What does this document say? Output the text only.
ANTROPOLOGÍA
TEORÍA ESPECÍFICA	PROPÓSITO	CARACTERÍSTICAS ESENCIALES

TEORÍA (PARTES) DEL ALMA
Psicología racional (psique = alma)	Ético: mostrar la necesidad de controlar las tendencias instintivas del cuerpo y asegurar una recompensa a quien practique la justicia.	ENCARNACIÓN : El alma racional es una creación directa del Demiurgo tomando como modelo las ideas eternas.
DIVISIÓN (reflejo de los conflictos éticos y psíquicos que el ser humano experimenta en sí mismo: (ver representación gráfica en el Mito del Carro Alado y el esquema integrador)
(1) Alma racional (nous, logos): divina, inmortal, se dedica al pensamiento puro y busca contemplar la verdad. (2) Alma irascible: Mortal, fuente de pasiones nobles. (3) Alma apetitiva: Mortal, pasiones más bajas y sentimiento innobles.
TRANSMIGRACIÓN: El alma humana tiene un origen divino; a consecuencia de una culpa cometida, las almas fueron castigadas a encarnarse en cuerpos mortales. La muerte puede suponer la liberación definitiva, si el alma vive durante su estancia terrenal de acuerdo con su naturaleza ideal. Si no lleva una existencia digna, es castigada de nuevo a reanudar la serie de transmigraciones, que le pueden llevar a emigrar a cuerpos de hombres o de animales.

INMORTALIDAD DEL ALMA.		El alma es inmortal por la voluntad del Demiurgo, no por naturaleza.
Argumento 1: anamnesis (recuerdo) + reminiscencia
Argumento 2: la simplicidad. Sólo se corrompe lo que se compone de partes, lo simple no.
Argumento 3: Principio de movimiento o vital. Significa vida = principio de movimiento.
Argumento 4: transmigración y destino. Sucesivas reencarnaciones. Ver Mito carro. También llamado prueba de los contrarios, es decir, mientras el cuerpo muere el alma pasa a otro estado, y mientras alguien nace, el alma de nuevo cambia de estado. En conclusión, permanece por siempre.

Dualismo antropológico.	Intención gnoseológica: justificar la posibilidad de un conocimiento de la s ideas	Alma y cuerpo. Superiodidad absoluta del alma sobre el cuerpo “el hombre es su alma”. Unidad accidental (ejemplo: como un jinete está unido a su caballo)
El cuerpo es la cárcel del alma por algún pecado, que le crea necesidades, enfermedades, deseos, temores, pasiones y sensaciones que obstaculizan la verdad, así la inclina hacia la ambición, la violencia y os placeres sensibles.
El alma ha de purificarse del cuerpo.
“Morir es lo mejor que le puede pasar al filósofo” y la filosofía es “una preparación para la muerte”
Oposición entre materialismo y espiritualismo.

* [What you are asked to do]:
Tally the lines that hold the string "nuevo" and state the total, nothing more.

* [Full solution]:
2